Start

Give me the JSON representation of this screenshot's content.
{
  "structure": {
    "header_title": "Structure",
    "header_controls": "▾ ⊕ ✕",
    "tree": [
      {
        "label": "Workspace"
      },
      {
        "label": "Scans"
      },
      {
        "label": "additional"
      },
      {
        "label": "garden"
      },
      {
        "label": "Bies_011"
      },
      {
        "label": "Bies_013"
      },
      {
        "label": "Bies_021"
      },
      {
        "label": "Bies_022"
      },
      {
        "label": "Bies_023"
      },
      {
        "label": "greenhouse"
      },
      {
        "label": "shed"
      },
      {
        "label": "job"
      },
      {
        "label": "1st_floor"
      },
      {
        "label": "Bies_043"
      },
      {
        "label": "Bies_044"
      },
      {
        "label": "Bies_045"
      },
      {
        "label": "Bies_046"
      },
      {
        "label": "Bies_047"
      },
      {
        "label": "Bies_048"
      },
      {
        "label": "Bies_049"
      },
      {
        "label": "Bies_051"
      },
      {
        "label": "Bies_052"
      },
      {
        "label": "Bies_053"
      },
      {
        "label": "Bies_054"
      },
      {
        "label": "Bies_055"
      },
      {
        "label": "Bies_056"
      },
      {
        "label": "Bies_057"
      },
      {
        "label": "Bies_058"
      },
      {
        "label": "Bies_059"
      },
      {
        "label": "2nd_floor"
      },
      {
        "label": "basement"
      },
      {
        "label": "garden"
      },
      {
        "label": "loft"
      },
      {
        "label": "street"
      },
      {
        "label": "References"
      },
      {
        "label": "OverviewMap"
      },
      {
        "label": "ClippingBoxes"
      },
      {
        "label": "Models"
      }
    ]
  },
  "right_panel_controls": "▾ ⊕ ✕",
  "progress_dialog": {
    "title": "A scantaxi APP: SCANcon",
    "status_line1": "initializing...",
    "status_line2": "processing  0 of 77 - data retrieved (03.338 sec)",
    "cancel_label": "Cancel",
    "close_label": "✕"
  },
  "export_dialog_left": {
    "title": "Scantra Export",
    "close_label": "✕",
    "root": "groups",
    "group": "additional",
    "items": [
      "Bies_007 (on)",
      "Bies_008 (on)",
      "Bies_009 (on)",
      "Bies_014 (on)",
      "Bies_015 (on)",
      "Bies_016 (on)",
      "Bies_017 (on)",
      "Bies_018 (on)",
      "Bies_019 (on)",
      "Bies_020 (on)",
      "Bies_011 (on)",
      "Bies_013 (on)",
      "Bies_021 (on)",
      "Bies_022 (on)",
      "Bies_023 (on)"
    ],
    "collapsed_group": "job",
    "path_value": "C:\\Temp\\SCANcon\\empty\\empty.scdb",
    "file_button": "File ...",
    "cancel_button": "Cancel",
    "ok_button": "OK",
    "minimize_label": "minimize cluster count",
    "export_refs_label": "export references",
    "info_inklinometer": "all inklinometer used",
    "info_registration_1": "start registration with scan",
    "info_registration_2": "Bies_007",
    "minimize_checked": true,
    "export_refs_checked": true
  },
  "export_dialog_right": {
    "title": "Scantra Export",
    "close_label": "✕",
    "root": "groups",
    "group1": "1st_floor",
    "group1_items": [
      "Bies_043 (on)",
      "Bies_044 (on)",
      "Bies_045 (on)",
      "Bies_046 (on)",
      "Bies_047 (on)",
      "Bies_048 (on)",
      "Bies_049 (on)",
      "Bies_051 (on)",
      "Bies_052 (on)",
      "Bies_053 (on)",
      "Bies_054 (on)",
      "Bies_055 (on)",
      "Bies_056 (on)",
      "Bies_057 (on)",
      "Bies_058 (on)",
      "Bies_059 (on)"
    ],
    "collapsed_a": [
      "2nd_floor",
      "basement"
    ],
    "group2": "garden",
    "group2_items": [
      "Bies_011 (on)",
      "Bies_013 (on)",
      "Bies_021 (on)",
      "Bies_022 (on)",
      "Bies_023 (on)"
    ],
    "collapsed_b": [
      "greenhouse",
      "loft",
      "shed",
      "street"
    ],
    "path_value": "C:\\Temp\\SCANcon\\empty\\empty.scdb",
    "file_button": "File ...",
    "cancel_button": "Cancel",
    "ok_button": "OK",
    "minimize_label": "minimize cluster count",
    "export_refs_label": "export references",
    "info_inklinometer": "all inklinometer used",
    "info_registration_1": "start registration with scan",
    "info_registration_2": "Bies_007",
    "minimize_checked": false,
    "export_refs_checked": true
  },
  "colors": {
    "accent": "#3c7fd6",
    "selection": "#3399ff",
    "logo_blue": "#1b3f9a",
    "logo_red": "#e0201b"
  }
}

End

Extract all the material, leaving every line as it is.

WRITTEN SOLUTION:
Give me the JSON representation of this screenshot's content.
{
  "structure": {
    "header_title": "Structure",
    "header_controls": "▾ ⊕ ✕",
    "tree": [
      {
        "label": "Workspace"
      },
      {
        "label": "Scans"
      },
      {
        "label": "additional"
      },
      {
        "label": "garden"
      },
      {
        "label": "Bies_011"
      },
      {
        "label": "Bies_013"
      },
      {
        "label": "Bies_021"
      },
      {
        "label": "Bies_022"
      },
      {
        "label": "Bies_023"
      },
      {
        "label": "greenhouse"
      },
      {
        "label": "shed"
      },
      {
        "label": "job"
      },
      {
        "label": "1st_floor"
      },
      {
        "label": "Bies_043"
      },
      {
        "label": "Bies_044"
      },
      {
        "label": "Bies_045"
      },
      {
        "label": "Bies_046"
      },
      {
        "label": "Bies_047"
      },
      {
        "label": "Bies_048"
      },
      {
        "label": "Bies_049"
      },
      {
        "label": "Bies_051"
      },
      {
        "label": "Bies_052"
      },
      {
        "label": "Bies_053"
      },
      {
        "label": "Bies_054"
      },
      {
        "label": "Bies_055"
      },
      {
        "label": "Bies_056"
      },
      {
        "label": "Bies_057"
      },
      {
        "label": "Bies_058"
      },
      {
        "label": "Bies_059"
      },
      {
        "label": "2nd_floor"
      },
      {
        "label": "basement"
      },
      {
        "label": "garden"
      },
      {
        "label": "loft"
      },
      {
        "label": "street"
      },
      {
        "label": "References"
      },
      {
        "label": "OverviewMap"
      },
      {
        "label": "ClippingBoxes"
      },
      {
        "label": "Models"
      }
    ]
  },
  "right_panel_controls": "▾ ⊕ ✕",
  "progress_dialog": {
    "title": "A scantaxi APP: SCANcon",
    "status_line1": "initializing...",
    "status_line2": "processing  0 of 77 - data retrieved (03.338 sec)",
    "cancel_label": "Cancel",
    "close_label": "✕"
  },
  "export_dialog_left": {
    "title": "Scantra Export",
    "close_label": "✕",
    "root": "groups",
    "group": "additional",
    "items": [
      "Bies_007 (on)",
      "Bies_008 (on)",
      "Bies_009 (on)",
      "Bies_014 (on)",
      "Bies_015 (on)",
      "Bies_016 (on)",
      "Bies_017 (on)",
      "Bies_018 (on)",
      "Bies_019 (on)",
      "Bies_020 (on)",
      "Bies_011 (on)",
      "Bies_013 (on)",
      "Bies_021 (on)",
      "Bies_022 (on)",
      "Bies_023 (on)"
    ],
    "collapsed_group": "job",
    "path_value": "C:\\Temp\\SCANcon\\empty\\empty.scdb",
    "file_button": "File ...",
    "cancel_button": "Cancel",
    "ok_button": "OK",
    "minimize_label": "minimize cluster count",
    "export_refs_label": "export references",
    "info_inklinometer": "all inklinometer used",
    "info_registration_1": "start registration with scan",
    "info_registration_2": "Bies_007",
    "minimize_checked": true,
    "export_refs_checked": true
  },
  "export_dialog_right": {
    "title": "Scantra Export",
    "close_label": "✕",
    "root": "groups",
    "group1": "1st_floor",
    "group1_items": [
      "Bies_043 (on)",
      "Bies_044 (on)",
      "Bies_045 (on)",
      "Bies_046 (on)",
      "Bies_047 (on)",
      "Bies_048 (on)",
      "Bies_049 (on)",
      "Bies_051 (on)",
      "Bies_052 (on)",
      "Bies_053 (on)",
      "Bies_054 (on)",
      "Bies_055 (on)",
      "Bies_056 (on)",
      "Bies_057 (on)",
      "Bies_058 (on)",
      "Bies_059 (on)"
    ],
    "collapsed_a": [
      "2nd_floor",
      "basement"
    ],
    "group2": "garden",
    "group2_items": [
      "Bies_011 (on)",
      "Bies_013 (on)",
      "Bies_021 (on)",
      "Bies_022 (on)",
      "Bies_023 (on)"
    ],
    "collapsed_b": [
      "greenhouse",
      "loft",
      "shed",
      "street"
    ],
    "path_value": "C:\\Temp\\SCANcon\\empty\\empty.scdb",
    "file_button": "File ...",
    "cancel_button": "Cancel",
    "ok_button": "OK",
    "minimize_label": "minimize cluster count",
    "export_refs_label": "export references",
    "info_inklinometer": "all inklinometer used",
    "info_registration_1": "start registration with scan",
    "info_registration_2": "Bies_007",
    "minimize_checked": false,
    "export_refs_checked": true
  },
  "colors": {
    "accent": "#3c7fd6",
    "selection": "#3399ff",
    "logo_blue": "#1b3f9a",
    "logo_red": "#e0201b"
  }
}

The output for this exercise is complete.